* [Data extract]:
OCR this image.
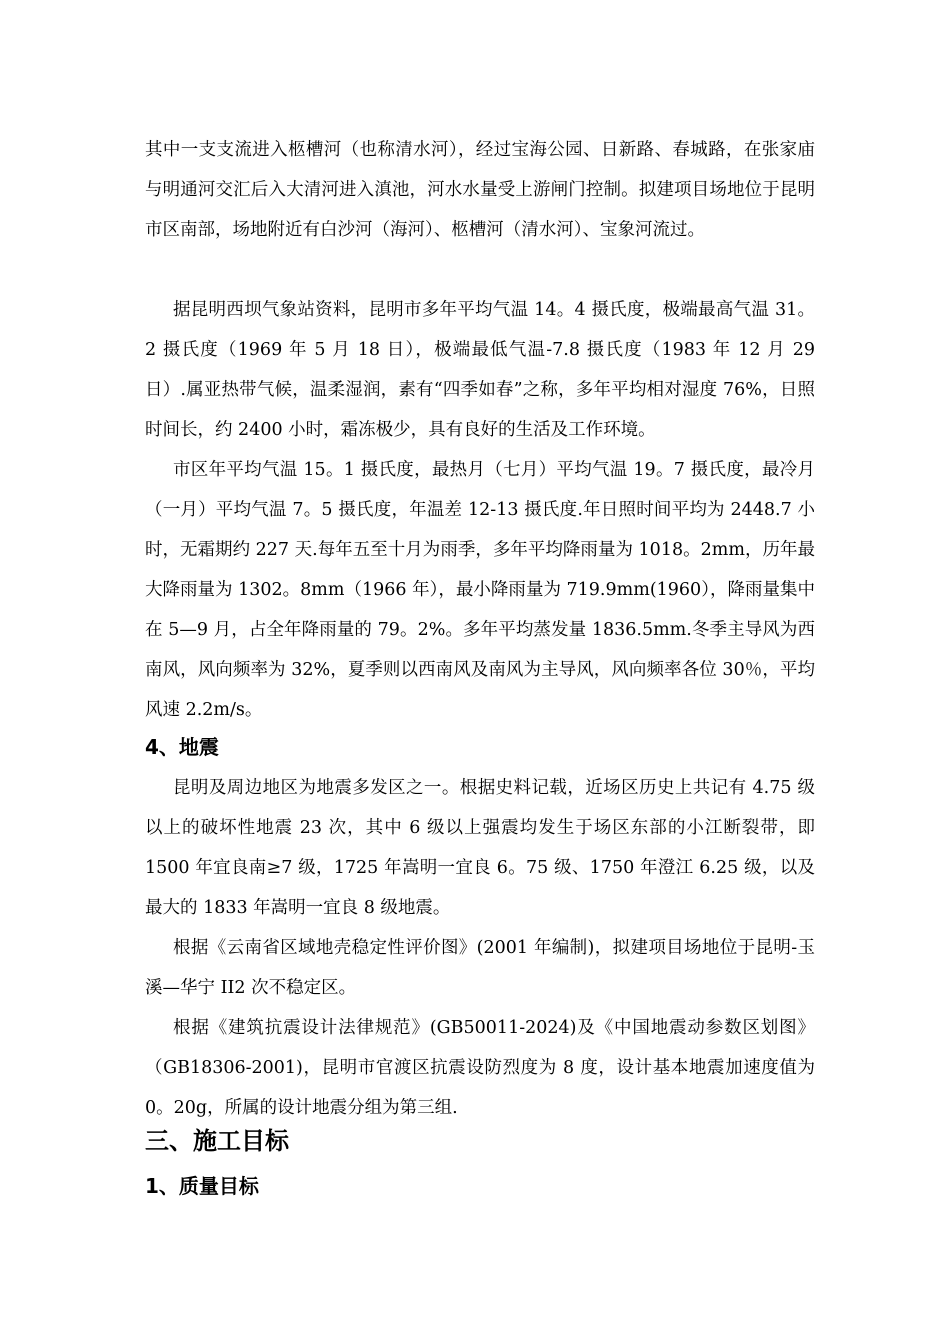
其中一支支流进入柩槽河（也称清水河），经过宝海公园、日新路、春城路，在张家庙与明通河交汇后入大清河进入滇池，河水水量受上游闸门控制。拟建项目场地位于昆明市区南部，场地附近有白沙河（海河）、柩槽河（清水河）、宝象河流过。

据昆明西坝气象站资料，昆明市多年平均气温 14。4 摄氏度，极端最高气温 31。2 摄氏度（1969 年 5 月 18 日），极端最低气温-7.8 摄氏度（1983 年 12 月 29 日）.属亚热带气候，温柔湿润，素有“四季如春”之称，多年平均相对湿度 76%，日照时间长，约 2400 小时，霜冻极少，具有良好的生活及工作环境。

市区年平均气温 15。1 摄氏度，最热月（七月）平均气温 19。7 摄氏度，最冷月（一月）平均气温 7。5 摄氏度，年温差 12-13 摄氏度.年日照时间平均为 2448.7 小时，无霜期约 227 天.每年五至十月为雨季，多年平均降雨量为 1018。2mm，历年最大降雨量为 1302。8mm（1966 年），最小降雨量为 719.9mm(1960），降雨量集中在 5—9 月，占全年降雨量的 79。2%。多年平均蒸发量 1836.5mm.冬季主导风为西南风，风向频率为 32%，夏季则以西南风及南风为主导风，风向频率各位 30％，平均风速 2.2m/s。

4、地震

昆明及周边地区为地震多发区之一。根据史料记载，近场区历史上共记有 4.75 级以上的破坏性地震 23 次，其中 6 级以上强震均发生于场区东部的小江断裂带，即 1500 年宜良南≥7 级，1725 年嵩明一宜良 6。75 级、1750 年澄江 6.25 级，以及最大的 1833 年嵩明一宜良 8 级地震。

根据《云南省区域地壳稳定性评价图》(2001 年编制)，拟建项目场地位于昆明-玉溪—华宁 II2 次不稳定区。

根据《建筑抗震设计法律规范》(GB50011-2024)及《中国地震动参数区划图》（GB18306-2001)，昆明市官渡区抗震设防烈度为 8 度，设计基本地震加速度值为 0。20g，所属的设计地震分组为第三组.

三、施工目标
1、质量目标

* [Problem to work on]: Exactly as written, return every line of the listing, but not the pictures.

* [Solution to this exercise]:
OCR this image.
其中一支支流进入柩槽河（也称清水河），经过宝海公园、日新路、春城路，在张家庙与明通河交汇后入大清河进入滇池，河水水量受上游闸门控制。拟建项目场地位于昆明市区南部，场地附近有白沙河（海河）、柩槽河（清水河）、宝象河流过。

据昆明西坝气象站资料，昆明市多年平均气温 14。4 摄氏度，极端最高气温 31。2 摄氏度（1969 年 5 月 18 日），极端最低气温-7.8 摄氏度（1983 年 12 月 29 日）.属亚热带气候，温柔湿润，素有“四季如春”之称，多年平均相对湿度 76%，日照时间长，约 2400 小时，霜冻极少，具有良好的生活及工作环境。

市区年平均气温 15。1 摄氏度，最热月（七月）平均气温 19。7 摄氏度，最冷月（一月）平均气温 7。5 摄氏度，年温差 12-13 摄氏度.年日照时间平均为 2448.7 小时，无霜期约 227 天.每年五至十月为雨季，多年平均降雨量为 1018。2mm，历年最大降雨量为 1302。8mm（1966 年），最小降雨量为 719.9mm(1960），降雨量集中在 5—9 月，占全年降雨量的 79。2%。多年平均蒸发量 1836.5mm.冬季主导风为西南风，风向频率为 32%，夏季则以西南风及南风为主导风，风向频率各位 30％，平均风速 2.2m/s。

4、地震

昆明及周边地区为地震多发区之一。根据史料记载，近场区历史上共记有 4.75 级以上的破坏性地震 23 次，其中 6 级以上强震均发生于场区东部的小江断裂带，即 1500 年宜良南≥7 级，1725 年嵩明一宜良 6。75 级、1750 年澄江 6.25 级，以及最大的 1833 年嵩明一宜良 8 级地震。

根据《云南省区域地壳稳定性评价图》(2001 年编制)，拟建项目场地位于昆明-玉溪—华宁 II2 次不稳定区。

根据《建筑抗震设计法律规范》(GB50011-2024)及《中国地震动参数区划图》（GB18306-2001)，昆明市官渡区抗震设防烈度为 8 度，设计基本地震加速度值为 0。20g，所属的设计地震分组为第三组.

三、施工目标
1、质量目标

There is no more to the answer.